SET TASK:
Find every line of the listing below where "That" appears, and copy it.

Data items:

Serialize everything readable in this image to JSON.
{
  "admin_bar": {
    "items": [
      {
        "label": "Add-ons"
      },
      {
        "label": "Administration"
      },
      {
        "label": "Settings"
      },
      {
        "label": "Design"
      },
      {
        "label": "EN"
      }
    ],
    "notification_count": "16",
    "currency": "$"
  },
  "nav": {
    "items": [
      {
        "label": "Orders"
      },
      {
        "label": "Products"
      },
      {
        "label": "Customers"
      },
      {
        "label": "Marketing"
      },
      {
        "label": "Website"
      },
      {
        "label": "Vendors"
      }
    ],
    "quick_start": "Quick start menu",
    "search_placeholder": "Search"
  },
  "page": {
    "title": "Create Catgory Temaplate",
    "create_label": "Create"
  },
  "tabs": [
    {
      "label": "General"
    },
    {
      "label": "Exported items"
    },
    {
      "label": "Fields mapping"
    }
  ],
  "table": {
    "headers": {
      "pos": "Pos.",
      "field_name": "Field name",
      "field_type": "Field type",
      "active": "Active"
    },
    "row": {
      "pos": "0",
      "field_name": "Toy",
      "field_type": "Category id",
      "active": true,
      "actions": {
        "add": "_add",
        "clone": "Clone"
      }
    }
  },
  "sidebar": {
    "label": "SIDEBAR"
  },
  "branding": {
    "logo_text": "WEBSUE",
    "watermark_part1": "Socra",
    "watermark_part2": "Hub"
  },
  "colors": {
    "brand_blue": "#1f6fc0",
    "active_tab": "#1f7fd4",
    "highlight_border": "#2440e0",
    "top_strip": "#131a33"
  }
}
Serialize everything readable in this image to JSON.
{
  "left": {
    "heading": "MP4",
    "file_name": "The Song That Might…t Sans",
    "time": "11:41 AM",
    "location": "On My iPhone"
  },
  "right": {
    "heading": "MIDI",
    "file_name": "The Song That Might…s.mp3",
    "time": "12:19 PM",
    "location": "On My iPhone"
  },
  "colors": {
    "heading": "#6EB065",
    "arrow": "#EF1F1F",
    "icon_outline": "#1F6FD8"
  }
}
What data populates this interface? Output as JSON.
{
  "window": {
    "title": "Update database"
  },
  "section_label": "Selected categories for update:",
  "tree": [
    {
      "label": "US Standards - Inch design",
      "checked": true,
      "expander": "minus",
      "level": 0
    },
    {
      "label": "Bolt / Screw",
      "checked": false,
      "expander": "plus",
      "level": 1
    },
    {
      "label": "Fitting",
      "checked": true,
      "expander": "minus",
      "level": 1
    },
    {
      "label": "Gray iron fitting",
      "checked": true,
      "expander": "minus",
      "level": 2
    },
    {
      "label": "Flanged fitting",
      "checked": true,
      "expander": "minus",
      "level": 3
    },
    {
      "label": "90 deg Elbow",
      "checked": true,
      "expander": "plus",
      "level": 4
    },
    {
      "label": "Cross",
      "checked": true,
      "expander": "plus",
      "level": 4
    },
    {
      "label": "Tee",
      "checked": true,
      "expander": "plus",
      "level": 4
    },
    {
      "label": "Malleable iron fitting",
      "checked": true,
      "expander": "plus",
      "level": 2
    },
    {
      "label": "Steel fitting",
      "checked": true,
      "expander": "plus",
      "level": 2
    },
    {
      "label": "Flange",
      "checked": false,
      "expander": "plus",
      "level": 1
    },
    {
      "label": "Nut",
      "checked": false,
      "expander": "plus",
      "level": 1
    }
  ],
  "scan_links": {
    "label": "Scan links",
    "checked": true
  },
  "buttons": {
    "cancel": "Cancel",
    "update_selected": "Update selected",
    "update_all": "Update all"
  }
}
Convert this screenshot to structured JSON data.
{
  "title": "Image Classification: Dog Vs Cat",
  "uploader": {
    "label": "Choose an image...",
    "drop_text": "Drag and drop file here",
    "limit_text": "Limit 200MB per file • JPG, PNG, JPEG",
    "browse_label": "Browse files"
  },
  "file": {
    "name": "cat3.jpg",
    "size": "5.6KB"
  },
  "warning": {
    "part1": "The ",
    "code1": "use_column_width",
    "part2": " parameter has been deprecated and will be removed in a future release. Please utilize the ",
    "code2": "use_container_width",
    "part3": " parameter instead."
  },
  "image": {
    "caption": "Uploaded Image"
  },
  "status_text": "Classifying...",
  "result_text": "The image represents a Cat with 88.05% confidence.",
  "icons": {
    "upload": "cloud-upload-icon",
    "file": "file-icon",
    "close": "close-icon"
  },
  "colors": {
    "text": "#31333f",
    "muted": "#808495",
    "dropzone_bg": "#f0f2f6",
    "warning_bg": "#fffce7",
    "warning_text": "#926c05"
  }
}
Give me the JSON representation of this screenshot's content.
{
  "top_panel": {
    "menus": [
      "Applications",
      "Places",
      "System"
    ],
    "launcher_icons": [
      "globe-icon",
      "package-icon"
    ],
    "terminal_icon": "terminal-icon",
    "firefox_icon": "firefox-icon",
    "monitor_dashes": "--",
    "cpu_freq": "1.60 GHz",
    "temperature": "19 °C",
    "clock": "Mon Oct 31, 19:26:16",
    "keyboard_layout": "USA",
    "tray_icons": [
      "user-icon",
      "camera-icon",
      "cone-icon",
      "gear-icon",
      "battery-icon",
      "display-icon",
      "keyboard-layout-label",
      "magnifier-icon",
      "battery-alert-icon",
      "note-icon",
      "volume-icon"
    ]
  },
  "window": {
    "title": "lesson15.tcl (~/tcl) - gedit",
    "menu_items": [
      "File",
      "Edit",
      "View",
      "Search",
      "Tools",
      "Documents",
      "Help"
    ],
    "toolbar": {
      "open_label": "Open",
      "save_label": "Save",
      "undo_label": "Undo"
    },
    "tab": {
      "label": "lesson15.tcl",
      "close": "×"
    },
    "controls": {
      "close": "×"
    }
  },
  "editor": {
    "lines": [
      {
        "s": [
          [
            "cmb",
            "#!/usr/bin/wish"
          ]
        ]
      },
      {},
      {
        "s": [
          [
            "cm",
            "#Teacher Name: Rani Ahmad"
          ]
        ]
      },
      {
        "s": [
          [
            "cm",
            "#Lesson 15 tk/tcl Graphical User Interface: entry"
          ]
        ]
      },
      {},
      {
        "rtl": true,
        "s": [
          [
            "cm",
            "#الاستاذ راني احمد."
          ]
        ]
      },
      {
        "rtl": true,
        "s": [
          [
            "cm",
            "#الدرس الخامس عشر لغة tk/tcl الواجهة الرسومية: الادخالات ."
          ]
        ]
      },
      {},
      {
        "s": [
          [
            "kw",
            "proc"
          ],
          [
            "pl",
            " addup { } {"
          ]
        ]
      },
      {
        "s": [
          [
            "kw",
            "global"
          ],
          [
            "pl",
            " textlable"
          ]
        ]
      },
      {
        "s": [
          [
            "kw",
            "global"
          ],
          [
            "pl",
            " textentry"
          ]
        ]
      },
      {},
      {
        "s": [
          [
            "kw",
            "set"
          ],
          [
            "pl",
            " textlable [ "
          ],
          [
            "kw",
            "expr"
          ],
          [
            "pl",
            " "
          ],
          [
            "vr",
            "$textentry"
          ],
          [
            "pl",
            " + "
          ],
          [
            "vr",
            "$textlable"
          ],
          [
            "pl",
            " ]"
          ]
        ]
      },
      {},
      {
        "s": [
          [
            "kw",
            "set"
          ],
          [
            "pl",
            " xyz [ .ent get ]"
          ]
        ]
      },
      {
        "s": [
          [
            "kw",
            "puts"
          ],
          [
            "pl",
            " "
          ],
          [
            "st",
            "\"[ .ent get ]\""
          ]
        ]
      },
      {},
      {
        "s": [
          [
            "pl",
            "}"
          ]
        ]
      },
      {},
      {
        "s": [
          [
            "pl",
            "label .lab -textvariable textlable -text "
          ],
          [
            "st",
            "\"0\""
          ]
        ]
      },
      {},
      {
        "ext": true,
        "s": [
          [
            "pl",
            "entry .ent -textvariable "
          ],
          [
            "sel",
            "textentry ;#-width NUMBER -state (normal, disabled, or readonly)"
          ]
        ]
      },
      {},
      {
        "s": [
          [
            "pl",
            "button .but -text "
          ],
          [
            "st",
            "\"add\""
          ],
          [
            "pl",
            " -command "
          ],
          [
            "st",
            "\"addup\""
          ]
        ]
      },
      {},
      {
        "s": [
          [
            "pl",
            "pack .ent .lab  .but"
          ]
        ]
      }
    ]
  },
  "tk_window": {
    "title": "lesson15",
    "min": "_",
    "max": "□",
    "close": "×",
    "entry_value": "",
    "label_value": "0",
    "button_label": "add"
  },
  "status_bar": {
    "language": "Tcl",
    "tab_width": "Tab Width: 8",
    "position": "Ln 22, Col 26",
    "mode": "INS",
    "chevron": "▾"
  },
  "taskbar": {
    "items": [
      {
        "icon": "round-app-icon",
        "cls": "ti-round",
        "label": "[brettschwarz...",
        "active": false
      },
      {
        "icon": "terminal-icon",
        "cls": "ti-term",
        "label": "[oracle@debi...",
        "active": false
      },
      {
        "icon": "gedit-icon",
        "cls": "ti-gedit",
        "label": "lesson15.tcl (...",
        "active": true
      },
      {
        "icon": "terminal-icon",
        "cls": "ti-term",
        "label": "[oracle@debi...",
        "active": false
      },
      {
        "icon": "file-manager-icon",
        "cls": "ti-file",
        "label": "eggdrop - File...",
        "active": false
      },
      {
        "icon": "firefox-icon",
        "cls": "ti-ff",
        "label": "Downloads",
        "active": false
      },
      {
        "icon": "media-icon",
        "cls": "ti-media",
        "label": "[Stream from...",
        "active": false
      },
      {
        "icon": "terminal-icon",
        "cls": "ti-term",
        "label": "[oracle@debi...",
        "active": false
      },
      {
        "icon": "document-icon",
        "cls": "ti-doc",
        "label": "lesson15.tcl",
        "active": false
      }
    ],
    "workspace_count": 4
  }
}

SOLUTION TO THE PROBLEM:
    "file_name": "The Song That Might…t Sans",
    "file_name": "The Song That Might…s.mp3",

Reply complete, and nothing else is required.